*WHAT TO WORK ON*:
1. In the passage on the Daphnia invasion experiment, at what temperature were all treatments housed?
2. Continue the passage on the Daphnia invasion experiment from its last sentence.
-- EXCERPTED PASSAGE follows --
Similarly, each genetically diverse recipient population was assembled by taking one female from each of the 177 cultures of the same genotype status, plus another female from each of 23 of the cultures chosen at random to make the numbers up to 200. Two containers were prepared for each of the four recipient populations of genotype SF and four of genotype SS. Each genetically uniform invading group was created from either 10 or 100 individuals of the same clone, chosen from the large cultures (as for the genetically uniform recipient populations). Eight genetically uniform invading groups were thus prepared, four of genotype SF and four of genotype SS, and each represented by a large and a small group size.

Invasion events were initiated simultaneously for small and large group sizes. For each invading group size, the four genetically diverse groups of genotype SF were injected into the four genetically uniform populations of genotype SS and vice versa, and the four genetically diverse groups of genotype SS were injected into the four genetically uniform populations of genotype SF and vice versa.

2.3 Feeding and monitoring

Each recipient population was housed in 1.4 l zooplankton media (7 ml per individual Daphnia) in a plastic open-mouthed, 2.5-l container, to which the appropriate invading group was added. The volume of media reflected the total recipient population at the start of the experiment, and was maintained at this level regardless of invading group size or any fluctuations in population size during the experiment. Zooplankton media were topped up when necessary and all populations had their media changed when required. Any settled inedible algae, detritus or dead Daphnia was removed daily. Treatments were fed three to five times a week with 2.0–2.4×106 algal cells, or 100,000–120,000 cells per Daphnia (haemocytometer counts), grown in an aquarium housing a goldfish. Previous experiments have established that this is less than ad libitum and therefore provided conditions of food stress (Tagg et al. 2005). Such aquaria-cultured algae water contains inedible algae and bacteria as well as edible bacteria, providing a multi-dimensional niche conducive to clone-specific responses. An impure food supply can also dampen booms and crashes in the population if inedible algae utilise the nutrients required by the edible algae (McCauley et al. 1999). All treatments were housed in a temperature-controlled room at 19°C for a 16L:8D h photoperiod.
-- EXCERPTED PASSAGE concluded --
-- RECORDED INFORMATION follows --
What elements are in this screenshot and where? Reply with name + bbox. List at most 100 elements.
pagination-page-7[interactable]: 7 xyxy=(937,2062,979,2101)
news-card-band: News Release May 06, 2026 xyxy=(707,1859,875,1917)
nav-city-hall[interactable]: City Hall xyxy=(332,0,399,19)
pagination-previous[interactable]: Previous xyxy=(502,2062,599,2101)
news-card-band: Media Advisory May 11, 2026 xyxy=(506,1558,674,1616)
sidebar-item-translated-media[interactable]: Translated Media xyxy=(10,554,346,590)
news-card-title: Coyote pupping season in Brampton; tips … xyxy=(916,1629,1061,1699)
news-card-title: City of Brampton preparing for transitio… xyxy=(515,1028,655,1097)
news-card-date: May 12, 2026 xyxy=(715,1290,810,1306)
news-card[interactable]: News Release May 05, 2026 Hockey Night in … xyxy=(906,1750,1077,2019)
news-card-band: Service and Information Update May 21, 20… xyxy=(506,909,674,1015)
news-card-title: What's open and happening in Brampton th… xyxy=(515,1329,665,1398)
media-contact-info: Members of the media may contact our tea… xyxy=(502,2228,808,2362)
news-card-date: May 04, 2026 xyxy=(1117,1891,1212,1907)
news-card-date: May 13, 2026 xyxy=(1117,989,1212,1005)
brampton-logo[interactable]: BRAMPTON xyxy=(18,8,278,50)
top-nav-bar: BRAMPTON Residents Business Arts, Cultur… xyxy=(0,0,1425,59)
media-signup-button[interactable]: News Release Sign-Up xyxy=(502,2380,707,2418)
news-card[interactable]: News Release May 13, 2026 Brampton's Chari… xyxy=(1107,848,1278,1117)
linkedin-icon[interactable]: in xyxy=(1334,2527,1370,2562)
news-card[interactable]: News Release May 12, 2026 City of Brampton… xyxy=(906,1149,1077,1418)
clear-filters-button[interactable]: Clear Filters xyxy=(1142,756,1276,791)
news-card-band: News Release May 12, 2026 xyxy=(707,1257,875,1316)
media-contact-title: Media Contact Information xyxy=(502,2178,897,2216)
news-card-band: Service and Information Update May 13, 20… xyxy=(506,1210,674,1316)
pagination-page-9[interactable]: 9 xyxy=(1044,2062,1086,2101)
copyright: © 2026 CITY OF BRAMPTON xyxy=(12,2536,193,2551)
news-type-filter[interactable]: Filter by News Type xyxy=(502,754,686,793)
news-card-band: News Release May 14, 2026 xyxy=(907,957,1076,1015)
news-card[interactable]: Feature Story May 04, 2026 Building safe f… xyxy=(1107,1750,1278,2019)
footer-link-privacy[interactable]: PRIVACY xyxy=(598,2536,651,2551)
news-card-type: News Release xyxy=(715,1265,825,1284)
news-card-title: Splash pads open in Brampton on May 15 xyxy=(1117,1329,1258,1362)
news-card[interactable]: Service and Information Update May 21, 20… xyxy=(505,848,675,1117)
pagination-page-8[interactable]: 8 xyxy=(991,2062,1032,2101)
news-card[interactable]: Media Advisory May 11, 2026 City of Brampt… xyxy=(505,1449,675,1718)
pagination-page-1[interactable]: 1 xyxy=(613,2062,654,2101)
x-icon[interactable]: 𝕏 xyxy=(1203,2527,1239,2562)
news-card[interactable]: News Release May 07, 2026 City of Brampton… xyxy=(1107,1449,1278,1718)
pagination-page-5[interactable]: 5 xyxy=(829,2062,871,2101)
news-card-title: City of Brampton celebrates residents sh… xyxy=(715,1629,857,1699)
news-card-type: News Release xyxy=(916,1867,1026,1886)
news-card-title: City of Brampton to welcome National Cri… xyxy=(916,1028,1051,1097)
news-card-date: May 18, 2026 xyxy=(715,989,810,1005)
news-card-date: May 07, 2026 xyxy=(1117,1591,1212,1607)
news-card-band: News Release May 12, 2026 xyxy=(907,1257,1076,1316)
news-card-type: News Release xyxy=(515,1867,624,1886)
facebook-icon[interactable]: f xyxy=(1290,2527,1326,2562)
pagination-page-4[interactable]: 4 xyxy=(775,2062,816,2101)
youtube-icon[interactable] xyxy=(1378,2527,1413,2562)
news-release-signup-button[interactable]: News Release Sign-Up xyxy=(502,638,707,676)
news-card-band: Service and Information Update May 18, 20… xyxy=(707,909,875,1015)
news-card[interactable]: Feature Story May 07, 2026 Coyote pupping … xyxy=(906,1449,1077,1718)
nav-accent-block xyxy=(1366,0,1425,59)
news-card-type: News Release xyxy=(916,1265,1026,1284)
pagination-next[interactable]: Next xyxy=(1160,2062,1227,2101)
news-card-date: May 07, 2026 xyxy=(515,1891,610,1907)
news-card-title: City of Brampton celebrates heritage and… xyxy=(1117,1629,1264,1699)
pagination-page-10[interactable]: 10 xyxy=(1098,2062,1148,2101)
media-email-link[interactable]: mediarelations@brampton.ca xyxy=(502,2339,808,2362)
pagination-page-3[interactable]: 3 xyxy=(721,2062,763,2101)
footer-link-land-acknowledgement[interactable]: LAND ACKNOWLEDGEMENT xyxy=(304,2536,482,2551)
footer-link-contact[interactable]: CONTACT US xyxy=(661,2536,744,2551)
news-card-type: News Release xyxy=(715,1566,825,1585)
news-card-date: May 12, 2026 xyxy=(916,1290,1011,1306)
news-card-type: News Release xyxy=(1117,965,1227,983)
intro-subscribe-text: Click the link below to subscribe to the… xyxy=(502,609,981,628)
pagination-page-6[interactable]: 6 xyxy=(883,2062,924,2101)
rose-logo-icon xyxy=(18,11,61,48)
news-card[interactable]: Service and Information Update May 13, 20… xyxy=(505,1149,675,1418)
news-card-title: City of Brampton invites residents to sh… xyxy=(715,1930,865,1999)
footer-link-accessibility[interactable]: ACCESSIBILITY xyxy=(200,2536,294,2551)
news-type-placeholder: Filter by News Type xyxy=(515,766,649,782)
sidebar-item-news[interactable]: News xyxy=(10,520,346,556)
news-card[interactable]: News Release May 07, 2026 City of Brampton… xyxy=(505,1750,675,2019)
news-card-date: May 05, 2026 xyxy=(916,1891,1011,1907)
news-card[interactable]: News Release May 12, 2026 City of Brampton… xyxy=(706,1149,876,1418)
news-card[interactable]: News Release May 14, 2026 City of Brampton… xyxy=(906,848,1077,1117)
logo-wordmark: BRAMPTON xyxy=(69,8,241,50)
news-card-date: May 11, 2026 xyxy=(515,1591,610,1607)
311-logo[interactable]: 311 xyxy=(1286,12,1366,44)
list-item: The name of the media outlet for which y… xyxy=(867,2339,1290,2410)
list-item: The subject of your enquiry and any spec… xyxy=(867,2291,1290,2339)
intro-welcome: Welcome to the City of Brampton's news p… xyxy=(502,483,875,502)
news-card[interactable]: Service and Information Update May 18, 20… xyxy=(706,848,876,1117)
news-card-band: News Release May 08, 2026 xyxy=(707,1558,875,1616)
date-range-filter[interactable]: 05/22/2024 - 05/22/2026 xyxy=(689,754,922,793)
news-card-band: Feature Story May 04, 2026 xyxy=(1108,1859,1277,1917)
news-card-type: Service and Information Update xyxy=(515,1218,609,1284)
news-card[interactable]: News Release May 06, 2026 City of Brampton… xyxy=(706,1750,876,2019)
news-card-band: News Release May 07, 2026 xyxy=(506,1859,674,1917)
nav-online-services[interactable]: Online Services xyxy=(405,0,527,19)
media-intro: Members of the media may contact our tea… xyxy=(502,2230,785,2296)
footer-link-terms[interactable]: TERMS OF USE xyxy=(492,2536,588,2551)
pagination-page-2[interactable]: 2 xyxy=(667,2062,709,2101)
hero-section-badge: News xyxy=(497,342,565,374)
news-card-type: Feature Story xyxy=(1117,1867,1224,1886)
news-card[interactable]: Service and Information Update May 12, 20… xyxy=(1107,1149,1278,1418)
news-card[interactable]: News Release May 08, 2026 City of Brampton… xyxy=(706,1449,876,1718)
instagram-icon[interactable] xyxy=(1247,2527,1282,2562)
-- RECORDED INFORMATION concluded --
*RESULTS FOR THE EXERCISE*:
1. 19°C

2.
2.4 Estimations of invader proportion and population size

Data were collected after 3, 6, 9 and 13 weeks, to encompass establishment and growth phases of the invasions. Cellulose acetate electrophoresis for the allozyme GPI was carried out on 48 randomly selected individuals (two applications of 24 individuals per plate). This resulted in two gels being run per treatment and 64 gels in total for each analysis. Individuals in the sample were classed as GPI genotype SS or SF and the proportion of the invader genotype in the sample was recorded. Population counts were made from 100-ml samples extracted from the agitated media, and multiplied by 14 to estimate the total number of Daphnia present in the 1.4-l container. Daphnia were returned to their containers after the count.

2.5 Statistical analysis

A generalised linear model design (glm in S-Plus version 6.2) was used to test the null hypothesis that the proportion of the population comprising invaders was independent of the initial size of the invading group (10 or 100), mode of invader (genetically diverse or genetically uniform) and genotype of invader (SF or SS). Table 1 shows the balanced model with four replicate random clones nested in each of two levels of genotype and cross-factored with two levels of mode and two of size. The hypothesised effects of genetic diversity were sought in the interaction of size × mode. This repeated measures design makes the inherent assumption of no significant interaction of size × mode with clone (nested in genotype), which cannot be tested directly because it has no estimable residual error.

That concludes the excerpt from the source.